Go through the listing and set it down exactly, leaving out its pictures.

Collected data
## Begin
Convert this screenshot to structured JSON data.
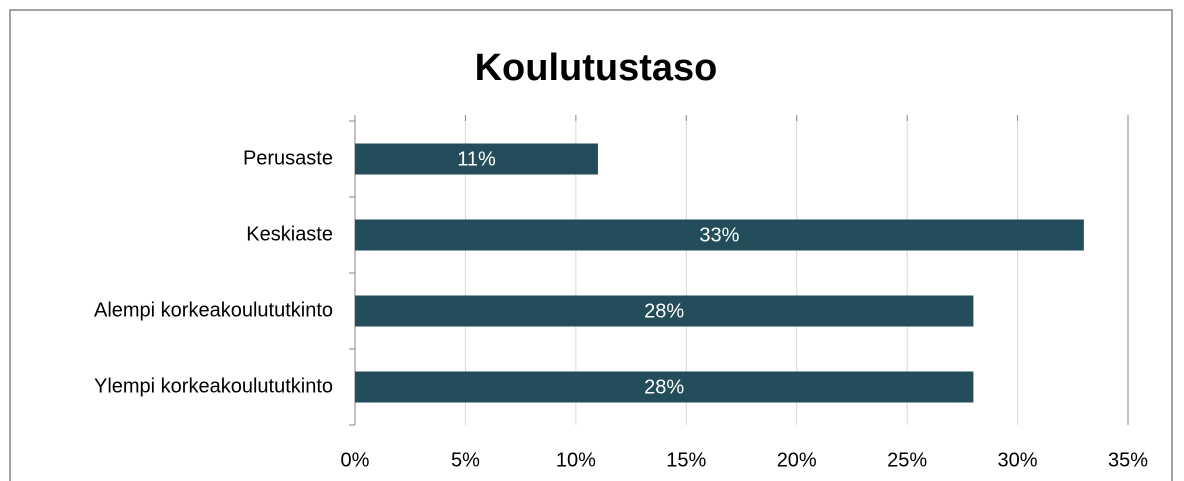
{
  "chart_data": {
    "type": "bar",
    "horizontal": true,
    "title": "Koulutustaso",
    "categories": [
      "Perusaste",
      "Keskiaste",
      "Alempi korkeakoulututkinto",
      "Ylempi korkeakoulututkinto"
    ],
    "values": [
      11,
      33,
      28,
      28
    ],
    "value_labels": [
      "11%",
      "33%",
      "28%",
      "28%"
    ],
    "color": "#234d5a",
    "xlim": [
      0,
      35
    ],
    "xticks": [
      {
        "value": 0,
        "label": "0%"
      },
      {
        "value": 5,
        "label": "5%"
      },
      {
        "value": 10,
        "label": "10%"
      },
      {
        "value": 15,
        "label": "15%"
      },
      {
        "value": 20,
        "label": "20%"
      },
      {
        "value": 25,
        "label": "25%"
      },
      {
        "value": 30,
        "label": "30%"
      },
      {
        "value": 35,
        "label": "35%"
      }
    ],
    "grid": true
  }
}
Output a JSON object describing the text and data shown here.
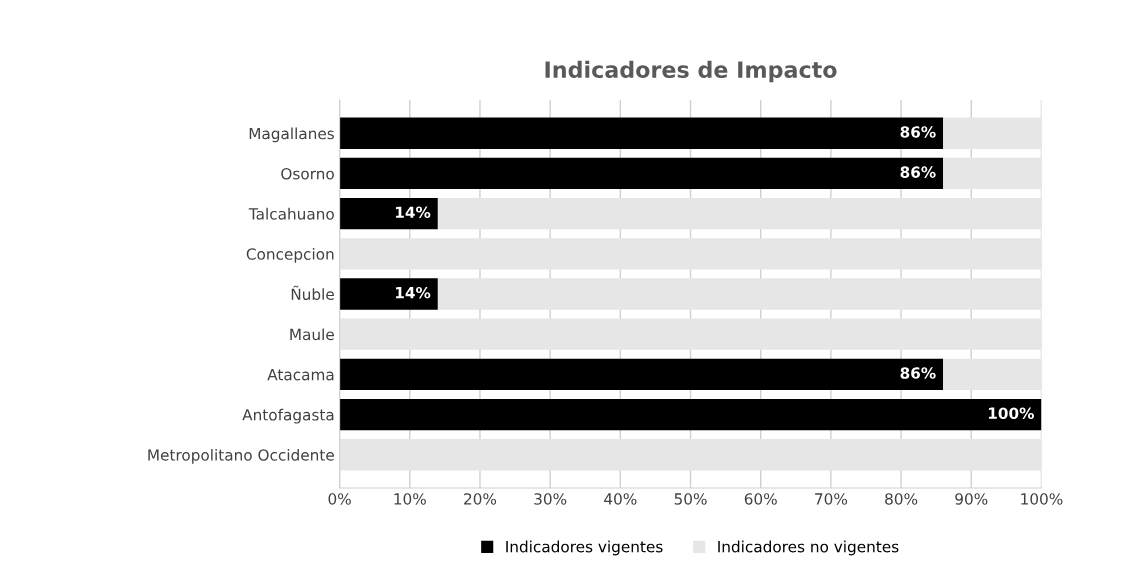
{
  "chart_data": {
    "type": "bar",
    "orientation": "horizontal",
    "stacked": true,
    "title": "Indicadores de Impacto",
    "categories": [
      "Magallanes",
      "Osorno",
      "Talcahuano",
      "Concepcion",
      "Ñuble",
      "Maule",
      "Atacama",
      "Antofagasta",
      "Metropolitano Occidente"
    ],
    "series": [
      {
        "name": "Indicadores vigentes",
        "color": "#000000",
        "values": [
          86,
          86,
          14,
          0,
          14,
          0,
          86,
          100,
          0
        ],
        "value_labels": [
          "86%",
          "86%",
          "14%",
          null,
          "14%",
          null,
          "86%",
          "100%",
          null
        ]
      },
      {
        "name": "Indicadores no vigentes",
        "color": "#e6e6e6",
        "values": [
          14,
          14,
          86,
          100,
          86,
          100,
          14,
          0,
          100
        ]
      }
    ],
    "xlim": [
      0,
      100
    ],
    "xticks": [
      {
        "value": 0,
        "label": "0%"
      },
      {
        "value": 10,
        "label": "10%"
      },
      {
        "value": 20,
        "label": "20%"
      },
      {
        "value": 30,
        "label": "30%"
      },
      {
        "value": 40,
        "label": "40%"
      },
      {
        "value": 50,
        "label": "50%"
      },
      {
        "value": 60,
        "label": "60%"
      },
      {
        "value": 70,
        "label": "70%"
      },
      {
        "value": 80,
        "label": "80%"
      },
      {
        "value": 90,
        "label": "90%"
      },
      {
        "value": 100,
        "label": "100%"
      }
    ],
    "grid": "x",
    "legend": "bottom"
  }
}
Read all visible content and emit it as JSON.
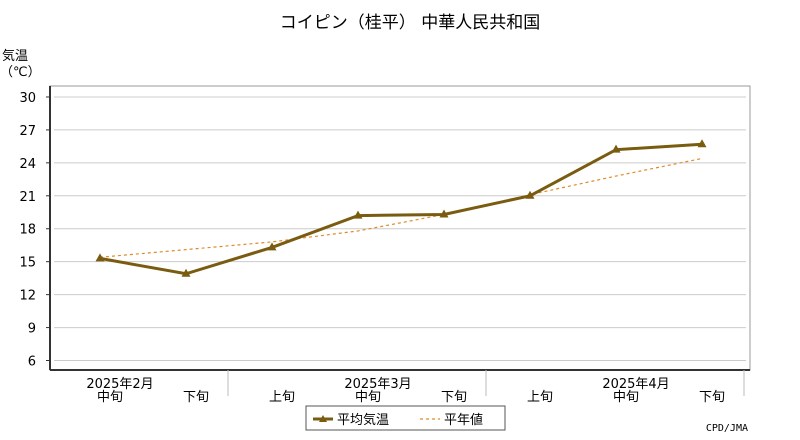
{
  "chart_data": {
    "type": "line",
    "title": "コイピン（桂平） 中華人民共和国",
    "ylabel_line1": "気温",
    "ylabel_line2": "（℃）",
    "ylim": [
      6,
      30
    ],
    "yticks": [
      6,
      9,
      12,
      15,
      18,
      21,
      24,
      27,
      30
    ],
    "grid": true,
    "x_categories": [
      "中旬",
      "下旬",
      "上旬",
      "中旬",
      "下旬",
      "上旬",
      "中旬",
      "下旬"
    ],
    "month_labels": [
      {
        "label": "2025年2月",
        "at_index": 0
      },
      {
        "label": "2025年3月",
        "at_index": 3
      },
      {
        "label": "2025年4月",
        "at_index": 6
      }
    ],
    "series": [
      {
        "name": "平均気温",
        "style": "solid-marker",
        "color": "#7a5c10",
        "values": [
          15.3,
          13.9,
          16.3,
          19.2,
          19.3,
          21.0,
          25.2,
          25.7
        ]
      },
      {
        "name": "平年値",
        "style": "dashed",
        "color": "#e08a2a",
        "values": [
          15.4,
          16.1,
          16.8,
          17.8,
          19.3,
          21.1,
          22.8,
          24.4
        ]
      }
    ],
    "legend_position": "bottom-center",
    "source": "CPD/JMA"
  }
}
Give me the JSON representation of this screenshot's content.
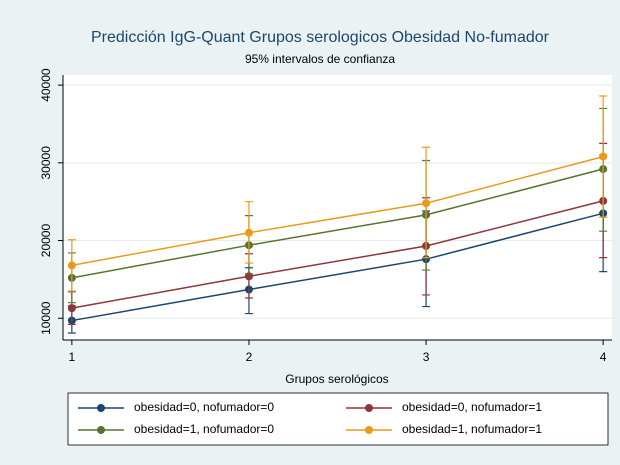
## End
* Problem solution
Convert this screenshot to structured JSON data.
{
  "chart_data": {
    "type": "bar",
    "horizontal": true,
    "title": "Koulutustaso",
    "categories": [
      "Perusaste",
      "Keskiaste",
      "Alempi korkeakoulututkinto",
      "Ylempi korkeakoulututkinto"
    ],
    "values": [
      11,
      33,
      28,
      28
    ],
    "value_labels": [
      "11%",
      "33%",
      "28%",
      "28%"
    ],
    "color": "#234d5a",
    "xlim": [
      0,
      35
    ],
    "xticks": [
      {
        "value": 0,
        "label": "0%"
      },
      {
        "value": 5,
        "label": "5%"
      },
      {
        "value": 10,
        "label": "10%"
      },
      {
        "value": 15,
        "label": "15%"
      },
      {
        "value": 20,
        "label": "20%"
      },
      {
        "value": 25,
        "label": "25%"
      },
      {
        "value": 30,
        "label": "30%"
      },
      {
        "value": 35,
        "label": "35%"
      }
    ],
    "grid": true
  }
}
Output a JSON object describing the text and data shown here.
{
  "chart_data": {
    "type": "bar",
    "orientation": "horizontal",
    "stacked": true,
    "title": "Indicadores de Impacto",
    "categories": [
      "Magallanes",
      "Osorno",
      "Talcahuano",
      "Concepcion",
      "Ñuble",
      "Maule",
      "Atacama",
      "Antofagasta",
      "Metropolitano Occidente"
    ],
    "series": [
      {
        "name": "Indicadores vigentes",
        "color": "#000000",
        "values": [
          86,
          86,
          14,
          0,
          14,
          0,
          86,
          100,
          0
        ],
        "value_labels": [
          "86%",
          "86%",
          "14%",
          null,
          "14%",
          null,
          "86%",
          "100%",
          null
        ]
      },
      {
        "name": "Indicadores no vigentes",
        "color": "#e6e6e6",
        "values": [
          14,
          14,
          86,
          100,
          86,
          100,
          14,
          0,
          100
        ]
      }
    ],
    "xlim": [
      0,
      100
    ],
    "xticks": [
      {
        "value": 0,
        "label": "0%"
      },
      {
        "value": 10,
        "label": "10%"
      },
      {
        "value": 20,
        "label": "20%"
      },
      {
        "value": 30,
        "label": "30%"
      },
      {
        "value": 40,
        "label": "40%"
      },
      {
        "value": 50,
        "label": "50%"
      },
      {
        "value": 60,
        "label": "60%"
      },
      {
        "value": 70,
        "label": "70%"
      },
      {
        "value": 80,
        "label": "80%"
      },
      {
        "value": 90,
        "label": "90%"
      },
      {
        "value": 100,
        "label": "100%"
      }
    ],
    "grid": "x",
    "legend": "bottom"
  }
}
Read all visible content and emit it as JSON.
{
  "chart_data": {
    "type": "line",
    "title": "コイピン（桂平） 中華人民共和国",
    "ylabel_line1": "気温",
    "ylabel_line2": "（℃）",
    "ylim": [
      6,
      30
    ],
    "yticks": [
      6,
      9,
      12,
      15,
      18,
      21,
      24,
      27,
      30
    ],
    "grid": true,
    "x_categories": [
      "中旬",
      "下旬",
      "上旬",
      "中旬",
      "下旬",
      "上旬",
      "中旬",
      "下旬"
    ],
    "month_labels": [
      {
        "label": "2025年2月",
        "at_index": 0
      },
      {
        "label": "2025年3月",
        "at_index": 3
      },
      {
        "label": "2025年4月",
        "at_index": 6
      }
    ],
    "series": [
      {
        "name": "平均気温",
        "style": "solid-marker",
        "color": "#7a5c10",
        "values": [
          15.3,
          13.9,
          16.3,
          19.2,
          19.3,
          21.0,
          25.2,
          25.7
        ]
      },
      {
        "name": "平年値",
        "style": "dashed",
        "color": "#e08a2a",
        "values": [
          15.4,
          16.1,
          16.8,
          17.8,
          19.3,
          21.1,
          22.8,
          24.4
        ]
      }
    ],
    "legend_position": "bottom-center",
    "source": "CPD/JMA"
  }
}
Give me the JSON representation of this screenshot's content.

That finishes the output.